WHAT TO WORK ON:
Word for word, restate every line of the material.

DATA EXTRACT:

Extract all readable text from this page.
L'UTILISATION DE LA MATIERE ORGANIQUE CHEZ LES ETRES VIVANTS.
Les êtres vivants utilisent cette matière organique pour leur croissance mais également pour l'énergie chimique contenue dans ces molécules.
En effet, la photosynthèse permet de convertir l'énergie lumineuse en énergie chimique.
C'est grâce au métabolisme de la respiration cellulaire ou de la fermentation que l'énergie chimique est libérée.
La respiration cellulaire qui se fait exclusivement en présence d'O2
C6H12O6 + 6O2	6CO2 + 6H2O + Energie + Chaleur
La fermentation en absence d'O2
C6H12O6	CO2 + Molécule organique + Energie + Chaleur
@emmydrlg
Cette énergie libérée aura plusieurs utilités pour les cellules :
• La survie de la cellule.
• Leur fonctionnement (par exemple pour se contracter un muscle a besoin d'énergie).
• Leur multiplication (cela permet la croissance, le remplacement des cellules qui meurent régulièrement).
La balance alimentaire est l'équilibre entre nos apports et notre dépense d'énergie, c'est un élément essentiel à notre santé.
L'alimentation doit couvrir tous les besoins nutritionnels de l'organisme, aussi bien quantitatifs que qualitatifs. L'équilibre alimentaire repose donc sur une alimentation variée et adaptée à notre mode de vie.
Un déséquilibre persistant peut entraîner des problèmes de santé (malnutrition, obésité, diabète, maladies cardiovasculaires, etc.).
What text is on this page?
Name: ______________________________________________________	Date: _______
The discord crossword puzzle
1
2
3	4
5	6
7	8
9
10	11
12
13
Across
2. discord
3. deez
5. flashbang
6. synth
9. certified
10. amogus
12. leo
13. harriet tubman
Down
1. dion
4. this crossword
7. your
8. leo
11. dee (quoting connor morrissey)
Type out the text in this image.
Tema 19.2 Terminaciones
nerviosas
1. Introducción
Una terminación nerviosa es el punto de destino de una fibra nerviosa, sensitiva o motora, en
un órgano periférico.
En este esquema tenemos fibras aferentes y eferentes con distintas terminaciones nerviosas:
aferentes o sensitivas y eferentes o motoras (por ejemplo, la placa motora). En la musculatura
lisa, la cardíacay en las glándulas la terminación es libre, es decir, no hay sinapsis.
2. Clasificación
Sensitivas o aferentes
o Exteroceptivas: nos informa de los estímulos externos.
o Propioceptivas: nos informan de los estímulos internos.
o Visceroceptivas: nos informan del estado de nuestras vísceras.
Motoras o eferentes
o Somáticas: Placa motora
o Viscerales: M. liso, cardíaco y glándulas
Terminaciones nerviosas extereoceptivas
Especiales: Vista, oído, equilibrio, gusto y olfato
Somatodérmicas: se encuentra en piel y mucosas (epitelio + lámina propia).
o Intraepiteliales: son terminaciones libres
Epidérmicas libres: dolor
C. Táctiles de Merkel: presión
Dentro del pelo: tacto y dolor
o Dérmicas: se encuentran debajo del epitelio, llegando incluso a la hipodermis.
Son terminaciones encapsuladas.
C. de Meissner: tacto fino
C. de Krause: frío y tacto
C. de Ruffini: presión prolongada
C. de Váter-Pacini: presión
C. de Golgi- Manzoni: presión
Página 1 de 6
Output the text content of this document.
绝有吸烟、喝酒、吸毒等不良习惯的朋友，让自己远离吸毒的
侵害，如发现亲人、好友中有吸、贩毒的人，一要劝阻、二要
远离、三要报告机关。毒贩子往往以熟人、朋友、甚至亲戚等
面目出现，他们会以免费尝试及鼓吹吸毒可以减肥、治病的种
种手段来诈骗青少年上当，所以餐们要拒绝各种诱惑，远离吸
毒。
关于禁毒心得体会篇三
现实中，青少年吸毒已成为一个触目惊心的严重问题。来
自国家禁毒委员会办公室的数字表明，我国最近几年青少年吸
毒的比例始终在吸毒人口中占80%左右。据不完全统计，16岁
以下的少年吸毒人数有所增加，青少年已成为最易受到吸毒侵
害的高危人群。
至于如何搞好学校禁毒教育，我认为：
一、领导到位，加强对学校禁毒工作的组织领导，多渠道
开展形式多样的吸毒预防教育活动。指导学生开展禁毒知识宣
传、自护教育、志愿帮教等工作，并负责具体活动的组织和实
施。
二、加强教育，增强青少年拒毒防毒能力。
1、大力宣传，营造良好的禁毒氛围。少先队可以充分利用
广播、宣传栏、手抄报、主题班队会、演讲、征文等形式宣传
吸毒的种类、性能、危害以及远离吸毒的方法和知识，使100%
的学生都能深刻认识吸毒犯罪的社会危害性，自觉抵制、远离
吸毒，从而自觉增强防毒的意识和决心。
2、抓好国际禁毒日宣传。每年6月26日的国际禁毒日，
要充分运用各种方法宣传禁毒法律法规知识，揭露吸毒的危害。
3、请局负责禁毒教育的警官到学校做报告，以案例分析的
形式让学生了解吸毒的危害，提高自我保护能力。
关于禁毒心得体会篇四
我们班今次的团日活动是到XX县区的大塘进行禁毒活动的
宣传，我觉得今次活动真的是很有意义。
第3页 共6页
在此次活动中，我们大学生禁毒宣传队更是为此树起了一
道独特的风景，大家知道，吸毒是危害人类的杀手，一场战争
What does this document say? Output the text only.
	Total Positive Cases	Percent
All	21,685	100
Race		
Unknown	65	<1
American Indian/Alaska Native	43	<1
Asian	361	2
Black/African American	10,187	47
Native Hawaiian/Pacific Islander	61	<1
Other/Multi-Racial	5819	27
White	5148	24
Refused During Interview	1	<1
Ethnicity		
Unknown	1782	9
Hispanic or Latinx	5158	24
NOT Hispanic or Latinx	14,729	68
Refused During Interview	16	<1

SOLVED PROBLEM:
Extract all readable text from this page.
L'UTILISATION DE LA MATIERE ORGANIQUE CHEZ LES ETRES VIVANTS.
Les êtres vivants utilisent cette matière organique pour leur croissance mais également pour l'énergie chimique contenue dans ces molécules.
En effet, la photosynthèse permet de convertir l'énergie lumineuse en énergie chimique.
C'est grâce au métabolisme de la respiration cellulaire ou de la fermentation que l'énergie chimique est libérée.
La respiration cellulaire qui se fait exclusivement en présence d'O2
C6H12O6 + 6O2	6CO2 + 6H2O + Energie + Chaleur
La fermentation en absence d'O2
C6H12O6	CO2 + Molécule organique + Energie + Chaleur
@emmydrlg
Cette énergie libérée aura plusieurs utilités pour les cellules :
• La survie de la cellule.
• Leur fonctionnement (par exemple pour se contracter un muscle a besoin d'énergie).
• Leur multiplication (cela permet la croissance, le remplacement des cellules qui meurent régulièrement).
La balance alimentaire est l'équilibre entre nos apports et notre dépense d'énergie, c'est un élément essentiel à notre santé.
L'alimentation doit couvrir tous les besoins nutritionnels de l'organisme, aussi bien quantitatifs que qualitatifs. L'équilibre alimentaire repose donc sur une alimentation variée et adaptée à notre mode de vie.
Un déséquilibre persistant peut entraîner des problèmes de santé (malnutrition, obésité, diabète, maladies cardiovasculaires, etc.).
What text is on this page?
Name: ______________________________________________________	Date: _______
The discord crossword puzzle
1
2
3	4
5	6
7	8
9
10	11
12
13
Across
2. discord
3. deez
5. flashbang
6. synth
9. certified
10. amogus
12. leo
13. harriet tubman
Down
1. dion
4. this crossword
7. your
8. leo
11. dee (quoting connor morrissey)
Type out the text in this image.
Tema 19.2 Terminaciones
nerviosas
1. Introducción
Una terminación nerviosa es el punto de destino de una fibra nerviosa, sensitiva o motora, en
un órgano periférico.
En este esquema tenemos fibras aferentes y eferentes con distintas terminaciones nerviosas:
aferentes o sensitivas y eferentes o motoras (por ejemplo, la placa motora). En la musculatura
lisa, la cardíacay en las glándulas la terminación es libre, es decir, no hay sinapsis.
2. Clasificación
Sensitivas o aferentes
o Exteroceptivas: nos informa de los estímulos externos.
o Propioceptivas: nos informan de los estímulos internos.
o Visceroceptivas: nos informan del estado de nuestras vísceras.
Motoras o eferentes
o Somáticas: Placa motora
o Viscerales: M. liso, cardíaco y glándulas
Terminaciones nerviosas extereoceptivas
Especiales: Vista, oído, equilibrio, gusto y olfato
Somatodérmicas: se encuentra en piel y mucosas (epitelio + lámina propia).
o Intraepiteliales: son terminaciones libres
Epidérmicas libres: dolor
C. Táctiles de Merkel: presión
Dentro del pelo: tacto y dolor
o Dérmicas: se encuentran debajo del epitelio, llegando incluso a la hipodermis.
Son terminaciones encapsuladas.
C. de Meissner: tacto fino
C. de Krause: frío y tacto
C. de Ruffini: presión prolongada
C. de Váter-Pacini: presión
C. de Golgi- Manzoni: presión
Página 1 de 6
Output the text content of this document.
绝有吸烟、喝酒、吸毒等不良习惯的朋友，让自己远离吸毒的
侵害，如发现亲人、好友中有吸、贩毒的人，一要劝阻、二要
远离、三要报告机关。毒贩子往往以熟人、朋友、甚至亲戚等
面目出现，他们会以免费尝试及鼓吹吸毒可以减肥、治病的种
种手段来诈骗青少年上当，所以餐们要拒绝各种诱惑，远离吸
毒。
关于禁毒心得体会篇三
现实中，青少年吸毒已成为一个触目惊心的严重问题。来
自国家禁毒委员会办公室的数字表明，我国最近几年青少年吸
毒的比例始终在吸毒人口中占80%左右。据不完全统计，16岁
以下的少年吸毒人数有所增加，青少年已成为最易受到吸毒侵
害的高危人群。
至于如何搞好学校禁毒教育，我认为：
一、领导到位，加强对学校禁毒工作的组织领导，多渠道
开展形式多样的吸毒预防教育活动。指导学生开展禁毒知识宣
传、自护教育、志愿帮教等工作，并负责具体活动的组织和实
施。
二、加强教育，增强青少年拒毒防毒能力。
1、大力宣传，营造良好的禁毒氛围。少先队可以充分利用
广播、宣传栏、手抄报、主题班队会、演讲、征文等形式宣传
吸毒的种类、性能、危害以及远离吸毒的方法和知识，使100%
的学生都能深刻认识吸毒犯罪的社会危害性，自觉抵制、远离
吸毒，从而自觉增强防毒的意识和决心。
2、抓好国际禁毒日宣传。每年6月26日的国际禁毒日，
要充分运用各种方法宣传禁毒法律法规知识，揭露吸毒的危害。
3、请局负责禁毒教育的警官到学校做报告，以案例分析的
形式让学生了解吸毒的危害，提高自我保护能力。
关于禁毒心得体会篇四
我们班今次的团日活动是到XX县区的大塘进行禁毒活动的
宣传，我觉得今次活动真的是很有意义。
第3页 共6页
在此次活动中，我们大学生禁毒宣传队更是为此树起了一
道独特的风景，大家知道，吸毒是危害人类的杀手，一场战争
What does this document say? Output the text only.
	Total Positive Cases	Percent
All	21,685	100
Race		
Unknown	65	<1
American Indian/Alaska Native	43	<1
Asian	361	2
Black/African American	10,187	47
Native Hawaiian/Pacific Islander	61	<1
Other/Multi-Racial	5819	27
White	5148	24
Refused During Interview	1	<1
Ethnicity		
Unknown	1782	9
Hispanic or Latinx	5158	24
NOT Hispanic or Latinx	14,729	68
Refused During Interview	16	<1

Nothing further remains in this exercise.